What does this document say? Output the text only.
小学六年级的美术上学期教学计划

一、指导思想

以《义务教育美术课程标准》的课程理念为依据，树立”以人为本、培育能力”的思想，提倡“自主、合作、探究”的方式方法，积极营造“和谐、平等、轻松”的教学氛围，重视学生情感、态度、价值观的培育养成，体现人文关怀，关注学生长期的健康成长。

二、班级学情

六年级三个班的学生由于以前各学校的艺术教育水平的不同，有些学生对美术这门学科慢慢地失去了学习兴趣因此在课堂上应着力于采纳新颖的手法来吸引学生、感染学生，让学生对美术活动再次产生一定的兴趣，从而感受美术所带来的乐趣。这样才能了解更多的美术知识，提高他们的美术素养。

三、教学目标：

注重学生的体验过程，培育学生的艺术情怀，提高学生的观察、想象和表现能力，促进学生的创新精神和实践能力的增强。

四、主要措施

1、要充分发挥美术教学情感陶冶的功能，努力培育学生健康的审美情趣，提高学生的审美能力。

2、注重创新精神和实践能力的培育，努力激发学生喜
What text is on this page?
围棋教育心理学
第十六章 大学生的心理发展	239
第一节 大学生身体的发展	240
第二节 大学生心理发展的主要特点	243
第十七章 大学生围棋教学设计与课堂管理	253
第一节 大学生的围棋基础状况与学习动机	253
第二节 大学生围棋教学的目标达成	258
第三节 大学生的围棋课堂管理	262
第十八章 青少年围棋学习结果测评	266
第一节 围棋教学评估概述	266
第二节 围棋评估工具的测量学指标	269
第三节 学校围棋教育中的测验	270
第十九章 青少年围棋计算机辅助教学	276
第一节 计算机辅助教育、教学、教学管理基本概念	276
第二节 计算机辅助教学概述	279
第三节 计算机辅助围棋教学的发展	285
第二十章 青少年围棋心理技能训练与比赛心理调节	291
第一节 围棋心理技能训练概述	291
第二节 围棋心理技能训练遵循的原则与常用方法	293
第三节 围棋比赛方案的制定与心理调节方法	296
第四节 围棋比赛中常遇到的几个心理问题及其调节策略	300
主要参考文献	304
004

-=-=-

§ **Exercise aim**:
Above are the records; retype every one exactly.

§ **Response to the exercise**:
What does this document say? Output the text only.
小学六年级的美术上学期教学计划

一、指导思想

以《义务教育美术课程标准》的课程理念为依据，树立”以人为本、培育能力”的思想，提倡“自主、合作、探究”的方式方法，积极营造“和谐、平等、轻松”的教学氛围，重视学生情感、态度、价值观的培育养成，体现人文关怀，关注学生长期的健康成长。

二、班级学情

六年级三个班的学生由于以前各学校的艺术教育水平的不同，有些学生对美术这门学科慢慢地失去了学习兴趣因此在课堂上应着力于采纳新颖的手法来吸引学生、感染学生，让学生对美术活动再次产生一定的兴趣，从而感受美术所带来的乐趣。这样才能了解更多的美术知识，提高他们的美术素养。

三、教学目标：

注重学生的体验过程，培育学生的艺术情怀，提高学生的观察、想象和表现能力，促进学生的创新精神和实践能力的增强。

四、主要措施

1、要充分发挥美术教学情感陶冶的功能，努力培育学生健康的审美情趣，提高学生的审美能力。

2、注重创新精神和实践能力的培育，努力激发学生喜
What text is on this page?
围棋教育心理学
第十六章 大学生的心理发展	239
第一节 大学生身体的发展	240
第二节 大学生心理发展的主要特点	243
第十七章 大学生围棋教学设计与课堂管理	253
第一节 大学生的围棋基础状况与学习动机	253
第二节 大学生围棋教学的目标达成	258
第三节 大学生的围棋课堂管理	262
第十八章 青少年围棋学习结果测评	266
第一节 围棋教学评估概述	266
第二节 围棋评估工具的测量学指标	269
第三节 学校围棋教育中的测验	270
第十九章 青少年围棋计算机辅助教学	276
第一节 计算机辅助教育、教学、教学管理基本概念	276
第二节 计算机辅助教学概述	279
第三节 计算机辅助围棋教学的发展	285
第二十章 青少年围棋心理技能训练与比赛心理调节	291
第一节 围棋心理技能训练概述	291
第二节 围棋心理技能训练遵循的原则与常用方法	293
第三节 围棋比赛方案的制定与心理调节方法	296
第四节 围棋比赛中常遇到的几个心理问题及其调节策略	300
主要参考文献	304
004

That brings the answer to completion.